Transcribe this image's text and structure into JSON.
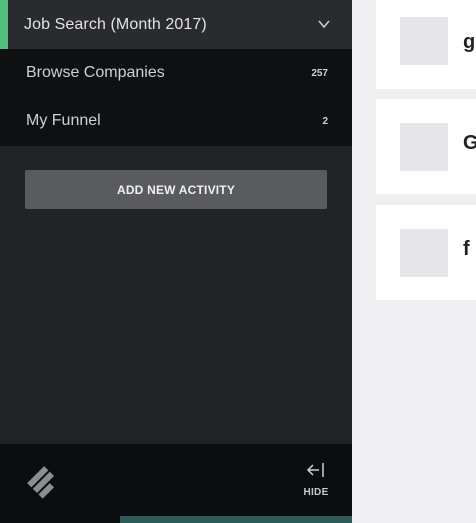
{
  "sidebar": {
    "header": {
      "title": "Job Search (Month 2017)",
      "accent_color": "#4fbf7b",
      "toggle_icon": "chevron-down-icon"
    },
    "nav": [
      {
        "label": "Browse Companies",
        "count": "257"
      },
      {
        "label": "My Funnel",
        "count": "2"
      }
    ],
    "add_button": "ADD NEW ACTIVITY",
    "footer": {
      "logo_icon": "logo-icon",
      "hide_label": "HIDE",
      "hide_icon": "collapse-left-icon"
    }
  },
  "main": {
    "cards": [
      {
        "name": "g"
      },
      {
        "name": "G"
      },
      {
        "name": "f"
      }
    ]
  }
}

» **EXERCISE GOAL**:
Without including any pictures, please restate all the records exactly.

» **RESULT OF THE TASK**:
Transcribe this image's text and structure into JSON.
{
  "sidebar": {
    "header": {
      "title": "Job Search (Month 2017)",
      "accent_color": "#4fbf7b",
      "toggle_icon": "chevron-down-icon"
    },
    "nav": [
      {
        "label": "Browse Companies",
        "count": "257"
      },
      {
        "label": "My Funnel",
        "count": "2"
      }
    ],
    "add_button": "ADD NEW ACTIVITY",
    "footer": {
      "logo_icon": "logo-icon",
      "hide_label": "HIDE",
      "hide_icon": "collapse-left-icon"
    }
  },
  "main": {
    "cards": [
      {
        "name": "g"
      },
      {
        "name": "G"
      },
      {
        "name": "f"
      }
    ]
  }
}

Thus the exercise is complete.